[begin TASK MATERIAL]

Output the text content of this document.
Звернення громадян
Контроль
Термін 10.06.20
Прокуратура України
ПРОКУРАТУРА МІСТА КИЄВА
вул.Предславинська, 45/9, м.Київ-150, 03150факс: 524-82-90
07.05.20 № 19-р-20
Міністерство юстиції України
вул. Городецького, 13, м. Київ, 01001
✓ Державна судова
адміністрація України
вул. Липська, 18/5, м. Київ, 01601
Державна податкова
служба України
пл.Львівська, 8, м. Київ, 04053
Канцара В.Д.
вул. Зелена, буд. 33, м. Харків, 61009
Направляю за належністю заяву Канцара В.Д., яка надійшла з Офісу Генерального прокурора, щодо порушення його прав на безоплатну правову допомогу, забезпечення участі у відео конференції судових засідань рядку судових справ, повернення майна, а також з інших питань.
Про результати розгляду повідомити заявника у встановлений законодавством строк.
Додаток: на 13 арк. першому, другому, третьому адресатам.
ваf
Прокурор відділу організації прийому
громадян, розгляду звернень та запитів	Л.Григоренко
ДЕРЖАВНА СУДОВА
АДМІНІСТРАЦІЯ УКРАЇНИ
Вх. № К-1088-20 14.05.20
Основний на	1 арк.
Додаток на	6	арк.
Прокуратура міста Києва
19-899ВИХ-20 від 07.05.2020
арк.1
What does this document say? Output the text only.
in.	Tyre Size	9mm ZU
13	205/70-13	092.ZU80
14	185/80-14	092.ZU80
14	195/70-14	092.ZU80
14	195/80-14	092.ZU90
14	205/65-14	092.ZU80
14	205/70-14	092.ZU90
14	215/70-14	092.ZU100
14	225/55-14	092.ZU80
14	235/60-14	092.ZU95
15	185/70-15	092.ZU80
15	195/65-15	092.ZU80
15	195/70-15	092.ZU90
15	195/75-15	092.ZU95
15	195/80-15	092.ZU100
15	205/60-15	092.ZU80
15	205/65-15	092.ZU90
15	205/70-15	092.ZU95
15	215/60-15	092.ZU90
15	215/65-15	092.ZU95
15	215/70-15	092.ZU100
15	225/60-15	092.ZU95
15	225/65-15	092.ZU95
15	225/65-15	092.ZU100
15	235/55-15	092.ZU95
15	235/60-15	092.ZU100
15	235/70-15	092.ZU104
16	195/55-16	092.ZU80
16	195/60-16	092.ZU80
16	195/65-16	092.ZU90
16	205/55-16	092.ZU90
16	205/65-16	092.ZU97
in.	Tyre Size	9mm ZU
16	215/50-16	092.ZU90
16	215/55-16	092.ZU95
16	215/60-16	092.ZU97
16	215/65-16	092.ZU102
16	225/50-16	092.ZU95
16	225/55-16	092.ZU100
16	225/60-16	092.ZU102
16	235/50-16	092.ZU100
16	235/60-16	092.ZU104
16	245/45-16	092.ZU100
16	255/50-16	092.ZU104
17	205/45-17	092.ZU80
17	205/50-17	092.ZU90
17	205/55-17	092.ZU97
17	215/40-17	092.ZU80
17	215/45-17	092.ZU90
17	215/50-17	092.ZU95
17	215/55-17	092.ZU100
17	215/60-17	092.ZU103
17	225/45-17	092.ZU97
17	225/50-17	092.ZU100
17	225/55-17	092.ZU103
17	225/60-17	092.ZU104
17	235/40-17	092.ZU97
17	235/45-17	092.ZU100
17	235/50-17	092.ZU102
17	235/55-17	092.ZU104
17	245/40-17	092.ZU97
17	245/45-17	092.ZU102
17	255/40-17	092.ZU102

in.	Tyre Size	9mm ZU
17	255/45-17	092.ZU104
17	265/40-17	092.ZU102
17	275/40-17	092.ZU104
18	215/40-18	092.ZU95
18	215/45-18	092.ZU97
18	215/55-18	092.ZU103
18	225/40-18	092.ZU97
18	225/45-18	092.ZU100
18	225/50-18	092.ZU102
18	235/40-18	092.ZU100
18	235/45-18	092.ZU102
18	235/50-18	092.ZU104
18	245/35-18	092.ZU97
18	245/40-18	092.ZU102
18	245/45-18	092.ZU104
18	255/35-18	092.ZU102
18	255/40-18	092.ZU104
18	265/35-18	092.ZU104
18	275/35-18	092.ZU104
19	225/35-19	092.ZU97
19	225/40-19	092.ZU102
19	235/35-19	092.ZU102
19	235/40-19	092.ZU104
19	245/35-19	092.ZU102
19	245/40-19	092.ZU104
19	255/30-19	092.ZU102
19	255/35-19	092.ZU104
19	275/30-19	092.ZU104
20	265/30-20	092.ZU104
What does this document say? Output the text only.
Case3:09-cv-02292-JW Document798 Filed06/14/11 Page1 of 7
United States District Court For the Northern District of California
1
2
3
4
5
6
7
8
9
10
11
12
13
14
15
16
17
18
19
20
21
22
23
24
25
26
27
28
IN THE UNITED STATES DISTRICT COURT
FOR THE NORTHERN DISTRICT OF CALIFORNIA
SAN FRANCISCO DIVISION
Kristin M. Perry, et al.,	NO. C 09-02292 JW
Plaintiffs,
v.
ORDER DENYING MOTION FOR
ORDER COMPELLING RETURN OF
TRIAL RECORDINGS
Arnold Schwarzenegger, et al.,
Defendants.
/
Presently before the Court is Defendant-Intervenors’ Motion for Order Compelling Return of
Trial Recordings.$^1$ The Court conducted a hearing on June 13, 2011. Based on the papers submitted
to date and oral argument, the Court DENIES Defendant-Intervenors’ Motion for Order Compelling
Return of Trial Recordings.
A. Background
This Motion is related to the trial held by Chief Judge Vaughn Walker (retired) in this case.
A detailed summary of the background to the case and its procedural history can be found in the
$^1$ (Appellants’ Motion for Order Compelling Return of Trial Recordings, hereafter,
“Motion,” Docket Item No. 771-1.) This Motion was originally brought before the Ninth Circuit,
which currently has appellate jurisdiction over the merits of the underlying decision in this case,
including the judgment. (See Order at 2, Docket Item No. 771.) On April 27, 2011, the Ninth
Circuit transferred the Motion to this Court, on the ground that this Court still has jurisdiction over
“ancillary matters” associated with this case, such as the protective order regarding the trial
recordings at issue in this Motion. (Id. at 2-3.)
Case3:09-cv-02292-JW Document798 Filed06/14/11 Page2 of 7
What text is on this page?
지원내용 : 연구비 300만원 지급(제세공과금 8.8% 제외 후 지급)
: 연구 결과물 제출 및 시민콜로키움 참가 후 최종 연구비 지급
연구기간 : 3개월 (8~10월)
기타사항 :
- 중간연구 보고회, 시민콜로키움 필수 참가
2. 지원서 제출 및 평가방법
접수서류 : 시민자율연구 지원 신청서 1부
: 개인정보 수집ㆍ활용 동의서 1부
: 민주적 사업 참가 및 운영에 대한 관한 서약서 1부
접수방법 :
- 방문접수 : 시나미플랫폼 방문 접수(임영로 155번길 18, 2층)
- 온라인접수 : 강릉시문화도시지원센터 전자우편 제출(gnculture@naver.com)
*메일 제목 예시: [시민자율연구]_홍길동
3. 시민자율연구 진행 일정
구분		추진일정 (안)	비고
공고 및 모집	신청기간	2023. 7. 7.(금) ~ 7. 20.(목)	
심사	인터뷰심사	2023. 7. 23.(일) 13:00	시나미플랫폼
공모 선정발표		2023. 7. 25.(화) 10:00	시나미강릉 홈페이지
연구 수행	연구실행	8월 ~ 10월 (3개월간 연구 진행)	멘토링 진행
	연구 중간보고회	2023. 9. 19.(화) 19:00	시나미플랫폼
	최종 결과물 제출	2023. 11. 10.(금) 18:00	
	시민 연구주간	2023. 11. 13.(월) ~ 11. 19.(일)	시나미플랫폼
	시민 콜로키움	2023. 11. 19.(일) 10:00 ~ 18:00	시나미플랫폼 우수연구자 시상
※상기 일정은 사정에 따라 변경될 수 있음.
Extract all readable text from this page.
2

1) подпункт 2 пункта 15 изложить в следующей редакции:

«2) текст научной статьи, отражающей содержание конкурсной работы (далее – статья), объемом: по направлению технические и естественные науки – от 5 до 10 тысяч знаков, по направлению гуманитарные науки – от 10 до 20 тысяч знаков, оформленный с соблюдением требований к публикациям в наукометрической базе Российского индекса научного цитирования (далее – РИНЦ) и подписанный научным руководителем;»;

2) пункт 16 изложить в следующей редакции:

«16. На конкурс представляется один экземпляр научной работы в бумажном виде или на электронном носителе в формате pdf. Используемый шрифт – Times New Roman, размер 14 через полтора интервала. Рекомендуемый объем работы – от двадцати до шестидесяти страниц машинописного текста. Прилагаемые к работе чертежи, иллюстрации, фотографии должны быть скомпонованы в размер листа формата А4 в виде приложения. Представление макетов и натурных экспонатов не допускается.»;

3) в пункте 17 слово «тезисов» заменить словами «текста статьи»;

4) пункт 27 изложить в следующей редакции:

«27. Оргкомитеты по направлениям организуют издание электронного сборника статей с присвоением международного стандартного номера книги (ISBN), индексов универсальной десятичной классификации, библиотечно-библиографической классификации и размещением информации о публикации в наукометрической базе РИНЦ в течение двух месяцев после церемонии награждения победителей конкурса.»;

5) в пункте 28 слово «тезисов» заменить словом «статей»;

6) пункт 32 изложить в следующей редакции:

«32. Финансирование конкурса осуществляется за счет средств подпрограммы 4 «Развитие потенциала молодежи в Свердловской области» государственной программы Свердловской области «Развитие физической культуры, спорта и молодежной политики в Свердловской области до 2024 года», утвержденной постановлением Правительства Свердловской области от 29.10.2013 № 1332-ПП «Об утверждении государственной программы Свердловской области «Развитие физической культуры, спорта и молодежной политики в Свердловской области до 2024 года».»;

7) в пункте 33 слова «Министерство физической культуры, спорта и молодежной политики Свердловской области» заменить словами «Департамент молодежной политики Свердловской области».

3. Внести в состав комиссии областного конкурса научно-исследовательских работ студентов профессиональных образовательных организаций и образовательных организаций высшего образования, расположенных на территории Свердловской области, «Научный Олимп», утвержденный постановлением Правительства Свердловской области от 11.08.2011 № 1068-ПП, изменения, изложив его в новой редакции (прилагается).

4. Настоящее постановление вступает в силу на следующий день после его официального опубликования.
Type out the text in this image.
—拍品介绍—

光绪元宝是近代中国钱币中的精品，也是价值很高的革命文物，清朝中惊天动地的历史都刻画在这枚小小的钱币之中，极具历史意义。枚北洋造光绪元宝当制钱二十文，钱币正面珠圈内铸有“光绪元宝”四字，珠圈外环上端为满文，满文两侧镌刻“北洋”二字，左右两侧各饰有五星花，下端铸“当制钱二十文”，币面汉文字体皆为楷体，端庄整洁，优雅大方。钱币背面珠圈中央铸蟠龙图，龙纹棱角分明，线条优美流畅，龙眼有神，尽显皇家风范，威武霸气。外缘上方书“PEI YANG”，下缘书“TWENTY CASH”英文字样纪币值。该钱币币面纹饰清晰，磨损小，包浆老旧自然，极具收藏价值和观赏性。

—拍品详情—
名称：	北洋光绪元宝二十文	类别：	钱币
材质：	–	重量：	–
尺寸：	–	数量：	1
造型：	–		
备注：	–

[end TASK MATERIAL]

YOUR GOAL – In the records, locate each line holding the string "over" and copy it.

OUTPUT –
which currently has appellate jurisdiction over the merits of the underlying decision in this case,
Circuit transferred the Motion to this Court, on the ground that this Court still has jurisdiction over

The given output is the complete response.